> [PROBLEM] Write each line out again exactly as written.
★ ★ ★ ★
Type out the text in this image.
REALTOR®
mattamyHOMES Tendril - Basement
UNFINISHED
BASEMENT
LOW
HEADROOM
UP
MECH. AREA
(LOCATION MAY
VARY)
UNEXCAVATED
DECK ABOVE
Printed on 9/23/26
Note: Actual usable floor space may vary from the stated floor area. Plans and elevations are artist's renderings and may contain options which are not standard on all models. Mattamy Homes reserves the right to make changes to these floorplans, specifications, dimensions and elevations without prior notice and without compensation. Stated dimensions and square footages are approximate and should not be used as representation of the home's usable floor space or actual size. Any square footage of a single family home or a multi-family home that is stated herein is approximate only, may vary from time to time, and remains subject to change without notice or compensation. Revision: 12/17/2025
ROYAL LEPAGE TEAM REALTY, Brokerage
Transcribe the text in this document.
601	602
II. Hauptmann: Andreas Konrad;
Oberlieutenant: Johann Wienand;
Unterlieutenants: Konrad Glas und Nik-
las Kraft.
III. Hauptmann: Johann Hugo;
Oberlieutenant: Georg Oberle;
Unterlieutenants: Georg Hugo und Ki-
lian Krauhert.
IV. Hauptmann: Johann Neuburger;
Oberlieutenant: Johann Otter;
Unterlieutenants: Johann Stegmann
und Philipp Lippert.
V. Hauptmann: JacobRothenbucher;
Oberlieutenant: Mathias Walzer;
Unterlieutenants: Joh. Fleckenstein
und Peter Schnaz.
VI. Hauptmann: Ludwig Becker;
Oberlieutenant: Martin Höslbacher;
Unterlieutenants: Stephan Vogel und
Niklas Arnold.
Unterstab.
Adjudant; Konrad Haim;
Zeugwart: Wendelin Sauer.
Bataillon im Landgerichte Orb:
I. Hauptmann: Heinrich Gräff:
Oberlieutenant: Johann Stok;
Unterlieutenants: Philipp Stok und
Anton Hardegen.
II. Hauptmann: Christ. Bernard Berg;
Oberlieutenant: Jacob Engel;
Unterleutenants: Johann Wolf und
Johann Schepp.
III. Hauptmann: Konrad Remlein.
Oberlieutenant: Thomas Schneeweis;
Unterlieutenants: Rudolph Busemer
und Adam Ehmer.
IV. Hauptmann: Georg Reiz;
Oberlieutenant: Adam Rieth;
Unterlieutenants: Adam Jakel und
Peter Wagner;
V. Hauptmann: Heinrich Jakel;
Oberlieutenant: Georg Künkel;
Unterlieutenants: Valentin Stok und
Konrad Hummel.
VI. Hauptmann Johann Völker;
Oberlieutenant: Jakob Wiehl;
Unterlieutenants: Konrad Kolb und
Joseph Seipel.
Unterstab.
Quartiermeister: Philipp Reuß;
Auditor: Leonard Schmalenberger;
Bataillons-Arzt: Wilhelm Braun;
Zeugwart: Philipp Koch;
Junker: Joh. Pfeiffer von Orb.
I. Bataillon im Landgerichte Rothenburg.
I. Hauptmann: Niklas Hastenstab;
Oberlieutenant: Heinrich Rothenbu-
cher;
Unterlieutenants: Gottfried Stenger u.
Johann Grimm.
★ ★ ★ ★
> [ANSWER FOR THE TASK]
Type out the text in this image.
REALTOR®
mattamyHOMES Tendril - Basement
UNFINISHED
BASEMENT
LOW
HEADROOM
UP
MECH. AREA
(LOCATION MAY
VARY)
UNEXCAVATED
DECK ABOVE
Printed on 9/23/26
Note: Actual usable floor space may vary from the stated floor area. Plans and elevations are artist's renderings and may contain options which are not standard on all models. Mattamy Homes reserves the right to make changes to these floorplans, specifications, dimensions and elevations without prior notice and without compensation. Stated dimensions and square footages are approximate and should not be used as representation of the home's usable floor space or actual size. Any square footage of a single family home or a multi-family home that is stated herein is approximate only, may vary from time to time, and remains subject to change without notice or compensation. Revision: 12/17/2025
ROYAL LEPAGE TEAM REALTY, Brokerage
Transcribe the text in this document.
601	602
II. Hauptmann: Andreas Konrad;
Oberlieutenant: Johann Wienand;
Unterlieutenants: Konrad Glas und Nik-
las Kraft.
III. Hauptmann: Johann Hugo;
Oberlieutenant: Georg Oberle;
Unterlieutenants: Georg Hugo und Ki-
lian Krauhert.
IV. Hauptmann: Johann Neuburger;
Oberlieutenant: Johann Otter;
Unterlieutenants: Johann Stegmann
und Philipp Lippert.
V. Hauptmann: JacobRothenbucher;
Oberlieutenant: Mathias Walzer;
Unterlieutenants: Joh. Fleckenstein
und Peter Schnaz.
VI. Hauptmann: Ludwig Becker;
Oberlieutenant: Martin Höslbacher;
Unterlieutenants: Stephan Vogel und
Niklas Arnold.
Unterstab.
Adjudant; Konrad Haim;
Zeugwart: Wendelin Sauer.
Bataillon im Landgerichte Orb:
I. Hauptmann: Heinrich Gräff:
Oberlieutenant: Johann Stok;
Unterlieutenants: Philipp Stok und
Anton Hardegen.
II. Hauptmann: Christ. Bernard Berg;
Oberlieutenant: Jacob Engel;
Unterleutenants: Johann Wolf und
Johann Schepp.
III. Hauptmann: Konrad Remlein.
Oberlieutenant: Thomas Schneeweis;
Unterlieutenants: Rudolph Busemer
und Adam Ehmer.
IV. Hauptmann: Georg Reiz;
Oberlieutenant: Adam Rieth;
Unterlieutenants: Adam Jakel und
Peter Wagner;
V. Hauptmann: Heinrich Jakel;
Oberlieutenant: Georg Künkel;
Unterlieutenants: Valentin Stok und
Konrad Hummel.
VI. Hauptmann Johann Völker;
Oberlieutenant: Jakob Wiehl;
Unterlieutenants: Konrad Kolb und
Joseph Seipel.
Unterstab.
Quartiermeister: Philipp Reuß;
Auditor: Leonard Schmalenberger;
Bataillons-Arzt: Wilhelm Braun;
Zeugwart: Philipp Koch;
Junker: Joh. Pfeiffer von Orb.
I. Bataillon im Landgerichte Rothenburg.
I. Hauptmann: Niklas Hastenstab;
Oberlieutenant: Heinrich Rothenbu-
cher;
Unterlieutenants: Gottfried Stenger u.
Johann Grimm.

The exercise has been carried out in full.